GOAL:
Put each line of the listing below into a JSON list of strings, one string per line, skipping blank lines. Omit the pictures.

Spatial layout listing:
───

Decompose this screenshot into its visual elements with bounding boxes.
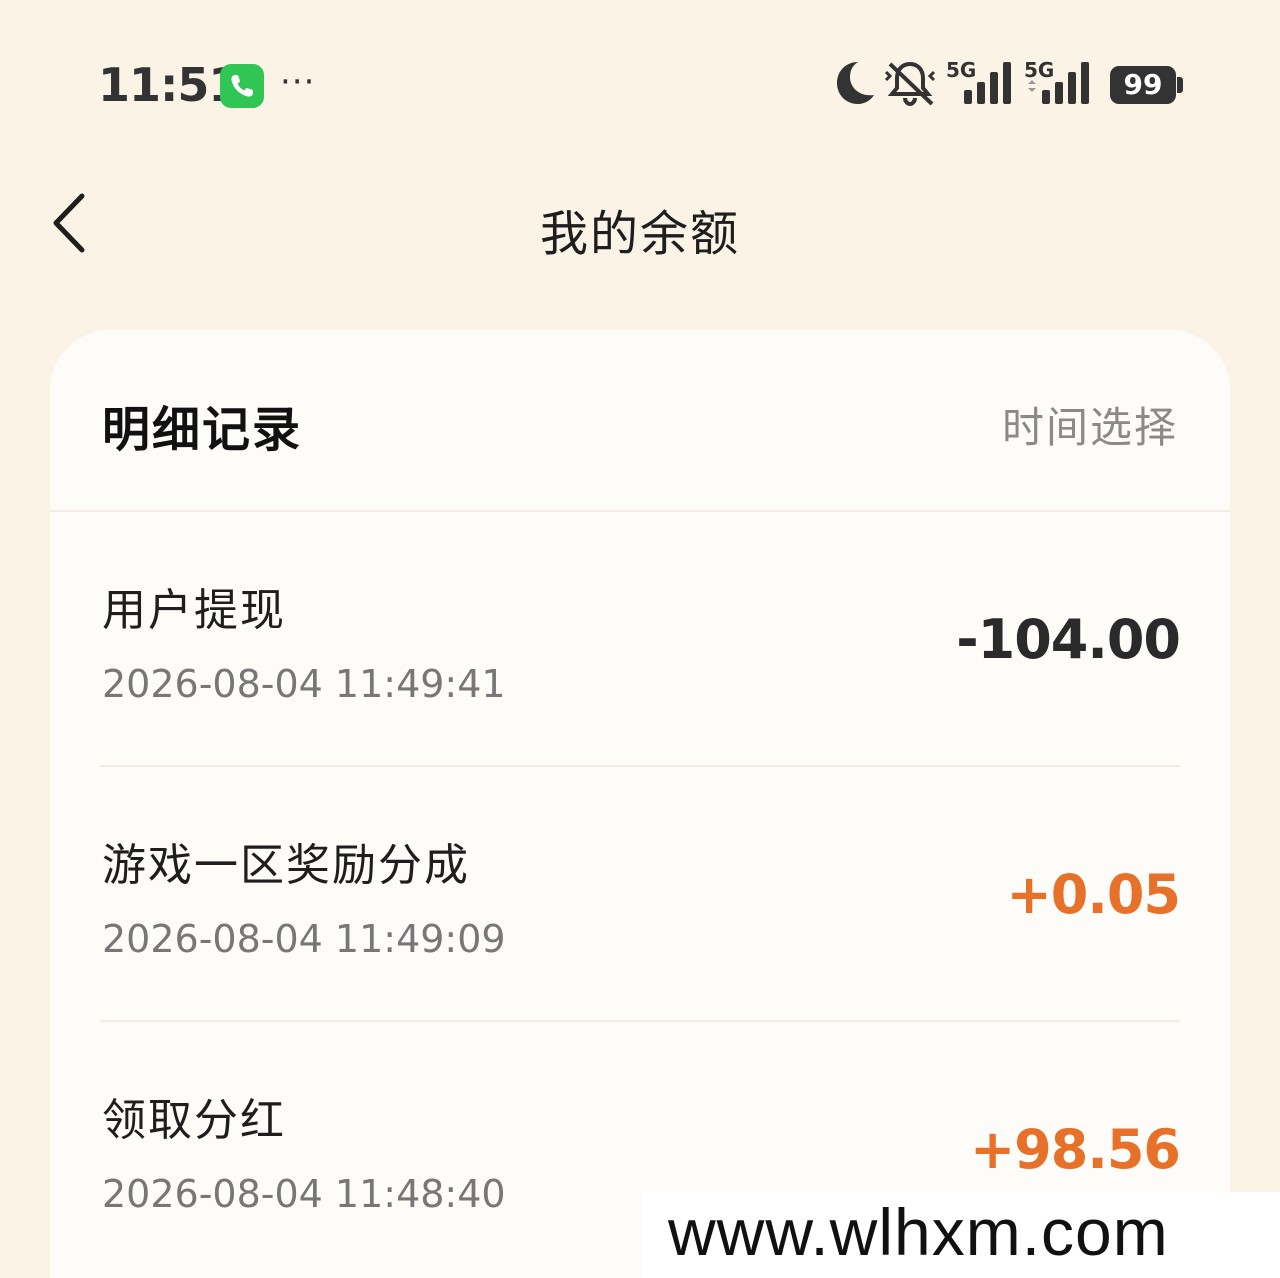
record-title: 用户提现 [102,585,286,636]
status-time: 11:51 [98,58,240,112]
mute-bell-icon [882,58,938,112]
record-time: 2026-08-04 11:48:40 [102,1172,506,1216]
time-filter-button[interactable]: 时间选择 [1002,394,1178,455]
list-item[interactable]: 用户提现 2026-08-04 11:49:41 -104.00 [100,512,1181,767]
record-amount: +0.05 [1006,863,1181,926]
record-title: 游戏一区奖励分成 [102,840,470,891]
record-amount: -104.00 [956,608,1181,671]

───

WRITTEN RESPONSE:
[
  "Decompose this screenshot into its visual elements with bounding boxes.",
  "record-title: 用户提现 [102,585,286,636]",
  "status-time: 11:51 [98,58,240,112]",
  "mute-bell-icon [882,58,938,112]",
  "record-time: 2026-08-04 11:48:40 [102,1172,506,1216]",
  "time-filter-button[interactable]: 时间选择 [1002,394,1178,455]",
  "list-item[interactable]: 用户提现 2026-08-04 11:49:41 -104.00 [100,512,1181,767]",
  "record-amount: +0.05 [1006,863,1181,926]",
  "record-title: 游戏一区奖励分成 [102,840,470,891]",
  "record-amount: -104.00 [956,608,1181,671]"
]